Short exercise
Give every entry again, word for word and in full.

(Figure contents as structured data)

^^^^

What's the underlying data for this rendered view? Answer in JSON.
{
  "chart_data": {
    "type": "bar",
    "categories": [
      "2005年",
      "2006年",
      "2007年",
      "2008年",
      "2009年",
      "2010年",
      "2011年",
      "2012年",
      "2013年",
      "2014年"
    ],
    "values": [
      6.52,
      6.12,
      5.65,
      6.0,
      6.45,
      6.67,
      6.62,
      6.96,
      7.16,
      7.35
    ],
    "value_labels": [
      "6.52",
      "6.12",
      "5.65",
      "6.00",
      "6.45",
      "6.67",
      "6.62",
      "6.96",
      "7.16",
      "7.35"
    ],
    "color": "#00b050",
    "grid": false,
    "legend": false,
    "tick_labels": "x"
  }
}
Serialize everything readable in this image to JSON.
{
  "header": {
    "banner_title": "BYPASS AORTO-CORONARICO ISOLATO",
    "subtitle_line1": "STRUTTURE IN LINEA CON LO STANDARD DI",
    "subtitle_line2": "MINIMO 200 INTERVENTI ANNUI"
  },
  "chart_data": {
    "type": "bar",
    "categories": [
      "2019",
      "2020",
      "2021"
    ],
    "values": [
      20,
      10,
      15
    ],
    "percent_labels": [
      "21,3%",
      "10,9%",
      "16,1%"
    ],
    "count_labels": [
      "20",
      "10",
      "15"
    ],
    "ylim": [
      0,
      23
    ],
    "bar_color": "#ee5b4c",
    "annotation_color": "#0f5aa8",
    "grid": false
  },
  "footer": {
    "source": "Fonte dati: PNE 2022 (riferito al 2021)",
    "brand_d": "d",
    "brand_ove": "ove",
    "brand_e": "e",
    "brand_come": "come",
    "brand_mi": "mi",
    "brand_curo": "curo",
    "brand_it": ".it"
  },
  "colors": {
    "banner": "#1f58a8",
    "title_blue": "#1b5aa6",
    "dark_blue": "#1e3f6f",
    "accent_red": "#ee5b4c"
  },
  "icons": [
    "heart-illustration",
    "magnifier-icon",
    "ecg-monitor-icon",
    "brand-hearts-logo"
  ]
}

^^^^

Written answer
What's the underlying data for this rendered view? Answer in JSON.
{
  "chart_data": {
    "type": "bar",
    "categories": [
      "2005年",
      "2006年",
      "2007年",
      "2008年",
      "2009年",
      "2010年",
      "2011年",
      "2012年",
      "2013年",
      "2014年"
    ],
    "values": [
      6.52,
      6.12,
      5.65,
      6.0,
      6.45,
      6.67,
      6.62,
      6.96,
      7.16,
      7.35
    ],
    "value_labels": [
      "6.52",
      "6.12",
      "5.65",
      "6.00",
      "6.45",
      "6.67",
      "6.62",
      "6.96",
      "7.16",
      "7.35"
    ],
    "color": "#00b050",
    "grid": false,
    "legend": false,
    "tick_labels": "x"
  }
}
Serialize everything readable in this image to JSON.
{
  "header": {
    "banner_title": "BYPASS AORTO-CORONARICO ISOLATO",
    "subtitle_line1": "STRUTTURE IN LINEA CON LO STANDARD DI",
    "subtitle_line2": "MINIMO 200 INTERVENTI ANNUI"
  },
  "chart_data": {
    "type": "bar",
    "categories": [
      "2019",
      "2020",
      "2021"
    ],
    "values": [
      20,
      10,
      15
    ],
    "percent_labels": [
      "21,3%",
      "10,9%",
      "16,1%"
    ],
    "count_labels": [
      "20",
      "10",
      "15"
    ],
    "ylim": [
      0,
      23
    ],
    "bar_color": "#ee5b4c",
    "annotation_color": "#0f5aa8",
    "grid": false
  },
  "footer": {
    "source": "Fonte dati: PNE 2022 (riferito al 2021)",
    "brand_d": "d",
    "brand_ove": "ove",
    "brand_e": "e",
    "brand_come": "come",
    "brand_mi": "mi",
    "brand_curo": "curo",
    "brand_it": ".it"
  },
  "colors": {
    "banner": "#1f58a8",
    "title_blue": "#1b5aa6",
    "dark_blue": "#1e3f6f",
    "accent_red": "#ee5b4c"
  },
  "icons": [
    "heart-illustration",
    "magnifier-icon",
    "ecg-monitor-icon",
    "brand-hearts-logo"
  ]
}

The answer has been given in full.